BEGIN Task input

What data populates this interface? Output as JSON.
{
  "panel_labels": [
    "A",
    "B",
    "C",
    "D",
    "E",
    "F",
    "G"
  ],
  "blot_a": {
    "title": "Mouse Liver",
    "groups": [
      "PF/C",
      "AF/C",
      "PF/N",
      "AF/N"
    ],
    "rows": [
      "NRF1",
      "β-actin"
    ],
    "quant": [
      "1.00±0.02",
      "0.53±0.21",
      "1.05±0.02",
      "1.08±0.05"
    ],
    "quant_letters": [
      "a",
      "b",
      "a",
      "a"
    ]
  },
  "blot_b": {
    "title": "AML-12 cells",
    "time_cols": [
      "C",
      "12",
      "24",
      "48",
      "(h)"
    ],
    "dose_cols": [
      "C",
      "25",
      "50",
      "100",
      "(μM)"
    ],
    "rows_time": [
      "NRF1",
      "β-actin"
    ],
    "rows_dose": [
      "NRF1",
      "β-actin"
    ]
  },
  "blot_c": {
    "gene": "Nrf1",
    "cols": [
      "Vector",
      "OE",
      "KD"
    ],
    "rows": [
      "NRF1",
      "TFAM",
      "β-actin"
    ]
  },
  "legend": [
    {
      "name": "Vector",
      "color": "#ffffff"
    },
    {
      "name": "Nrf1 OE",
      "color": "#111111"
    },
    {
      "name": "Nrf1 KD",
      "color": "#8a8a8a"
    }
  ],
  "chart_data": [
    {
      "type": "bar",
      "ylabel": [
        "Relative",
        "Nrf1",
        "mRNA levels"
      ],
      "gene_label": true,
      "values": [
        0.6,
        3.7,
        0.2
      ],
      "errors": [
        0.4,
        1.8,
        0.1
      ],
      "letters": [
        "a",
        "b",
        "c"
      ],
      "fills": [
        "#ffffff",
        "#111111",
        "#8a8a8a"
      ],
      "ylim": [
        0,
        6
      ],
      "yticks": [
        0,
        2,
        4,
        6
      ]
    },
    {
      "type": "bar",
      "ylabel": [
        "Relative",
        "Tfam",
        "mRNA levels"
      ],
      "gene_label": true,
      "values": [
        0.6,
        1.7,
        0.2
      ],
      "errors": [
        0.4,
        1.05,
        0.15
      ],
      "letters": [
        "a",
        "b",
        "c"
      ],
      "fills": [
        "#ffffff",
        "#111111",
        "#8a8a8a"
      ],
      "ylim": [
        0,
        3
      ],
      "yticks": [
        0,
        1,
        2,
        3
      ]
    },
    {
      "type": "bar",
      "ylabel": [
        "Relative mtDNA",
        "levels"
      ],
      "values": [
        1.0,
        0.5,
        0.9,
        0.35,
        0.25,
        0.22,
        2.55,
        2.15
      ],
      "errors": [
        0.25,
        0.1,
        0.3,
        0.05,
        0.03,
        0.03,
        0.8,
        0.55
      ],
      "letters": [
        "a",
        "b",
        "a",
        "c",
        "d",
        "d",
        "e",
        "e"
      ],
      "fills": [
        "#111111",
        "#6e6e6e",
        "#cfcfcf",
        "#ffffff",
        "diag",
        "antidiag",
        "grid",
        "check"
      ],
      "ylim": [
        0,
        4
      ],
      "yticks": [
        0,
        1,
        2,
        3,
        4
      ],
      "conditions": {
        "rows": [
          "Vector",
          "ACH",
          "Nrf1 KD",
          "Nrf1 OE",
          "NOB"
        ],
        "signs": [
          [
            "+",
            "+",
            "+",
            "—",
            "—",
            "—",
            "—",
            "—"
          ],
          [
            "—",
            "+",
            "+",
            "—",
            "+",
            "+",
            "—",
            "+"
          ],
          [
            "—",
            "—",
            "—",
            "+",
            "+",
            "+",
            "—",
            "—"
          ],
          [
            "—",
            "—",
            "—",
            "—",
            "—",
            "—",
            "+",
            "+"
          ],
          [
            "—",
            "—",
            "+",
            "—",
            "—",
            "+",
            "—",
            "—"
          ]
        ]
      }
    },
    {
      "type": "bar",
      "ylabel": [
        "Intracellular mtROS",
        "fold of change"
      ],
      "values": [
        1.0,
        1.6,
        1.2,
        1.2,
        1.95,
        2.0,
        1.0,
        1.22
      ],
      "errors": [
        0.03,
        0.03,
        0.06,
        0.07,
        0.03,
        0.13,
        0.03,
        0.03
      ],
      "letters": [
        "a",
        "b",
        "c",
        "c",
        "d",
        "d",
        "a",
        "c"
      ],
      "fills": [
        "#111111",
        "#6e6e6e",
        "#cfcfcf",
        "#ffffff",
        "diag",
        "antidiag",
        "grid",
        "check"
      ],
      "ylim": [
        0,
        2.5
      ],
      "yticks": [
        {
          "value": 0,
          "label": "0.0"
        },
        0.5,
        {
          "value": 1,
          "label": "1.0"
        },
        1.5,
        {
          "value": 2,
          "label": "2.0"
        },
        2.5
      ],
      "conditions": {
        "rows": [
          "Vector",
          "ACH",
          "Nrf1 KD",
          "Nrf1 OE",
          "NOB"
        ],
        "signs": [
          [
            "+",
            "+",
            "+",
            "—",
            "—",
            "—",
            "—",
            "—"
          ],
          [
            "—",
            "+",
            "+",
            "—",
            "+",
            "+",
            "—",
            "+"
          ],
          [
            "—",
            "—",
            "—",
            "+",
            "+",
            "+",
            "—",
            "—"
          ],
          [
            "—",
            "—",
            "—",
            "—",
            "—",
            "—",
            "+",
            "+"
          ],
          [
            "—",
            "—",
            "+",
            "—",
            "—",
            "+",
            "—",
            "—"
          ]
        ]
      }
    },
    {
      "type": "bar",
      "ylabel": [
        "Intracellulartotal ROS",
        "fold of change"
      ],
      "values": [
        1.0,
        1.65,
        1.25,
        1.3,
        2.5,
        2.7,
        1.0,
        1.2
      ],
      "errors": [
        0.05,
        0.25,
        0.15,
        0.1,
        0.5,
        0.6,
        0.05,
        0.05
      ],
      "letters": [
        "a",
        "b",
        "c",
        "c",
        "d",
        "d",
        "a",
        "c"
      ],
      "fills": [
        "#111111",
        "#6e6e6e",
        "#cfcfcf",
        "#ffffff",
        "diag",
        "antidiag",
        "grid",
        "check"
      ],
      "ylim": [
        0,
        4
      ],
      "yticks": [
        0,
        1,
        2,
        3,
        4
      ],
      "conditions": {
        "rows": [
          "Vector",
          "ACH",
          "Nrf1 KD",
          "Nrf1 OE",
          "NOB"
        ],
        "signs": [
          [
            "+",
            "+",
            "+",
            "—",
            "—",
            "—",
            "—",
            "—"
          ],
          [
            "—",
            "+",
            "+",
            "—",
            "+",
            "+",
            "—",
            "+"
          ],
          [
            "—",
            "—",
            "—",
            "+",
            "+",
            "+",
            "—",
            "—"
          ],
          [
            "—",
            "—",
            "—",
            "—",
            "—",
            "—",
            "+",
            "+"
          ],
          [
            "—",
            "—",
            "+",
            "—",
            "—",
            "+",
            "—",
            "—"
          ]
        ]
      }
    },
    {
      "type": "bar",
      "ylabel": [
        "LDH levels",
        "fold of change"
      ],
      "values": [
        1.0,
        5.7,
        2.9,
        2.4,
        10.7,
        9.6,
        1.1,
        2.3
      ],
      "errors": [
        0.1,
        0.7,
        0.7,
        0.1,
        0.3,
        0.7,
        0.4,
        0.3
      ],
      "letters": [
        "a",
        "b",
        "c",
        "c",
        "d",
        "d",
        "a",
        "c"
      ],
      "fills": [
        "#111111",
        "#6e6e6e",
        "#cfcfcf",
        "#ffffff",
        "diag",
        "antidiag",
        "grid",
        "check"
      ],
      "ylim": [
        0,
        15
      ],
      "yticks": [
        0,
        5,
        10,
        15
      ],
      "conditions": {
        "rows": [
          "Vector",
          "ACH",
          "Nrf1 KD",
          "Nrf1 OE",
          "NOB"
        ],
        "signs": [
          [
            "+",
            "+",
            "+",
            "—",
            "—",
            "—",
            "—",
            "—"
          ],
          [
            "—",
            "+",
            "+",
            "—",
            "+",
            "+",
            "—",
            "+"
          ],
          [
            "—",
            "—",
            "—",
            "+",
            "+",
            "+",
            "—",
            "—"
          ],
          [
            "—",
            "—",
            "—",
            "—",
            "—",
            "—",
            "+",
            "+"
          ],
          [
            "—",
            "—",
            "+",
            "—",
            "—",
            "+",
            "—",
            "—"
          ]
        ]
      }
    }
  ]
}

END Task input

In the material above, please find every line that includes the word "name" and copy it.

Response ▸
      "name": "Vector",
      "name": "Nrf1 OE",
      "name": "Nrf1 KD",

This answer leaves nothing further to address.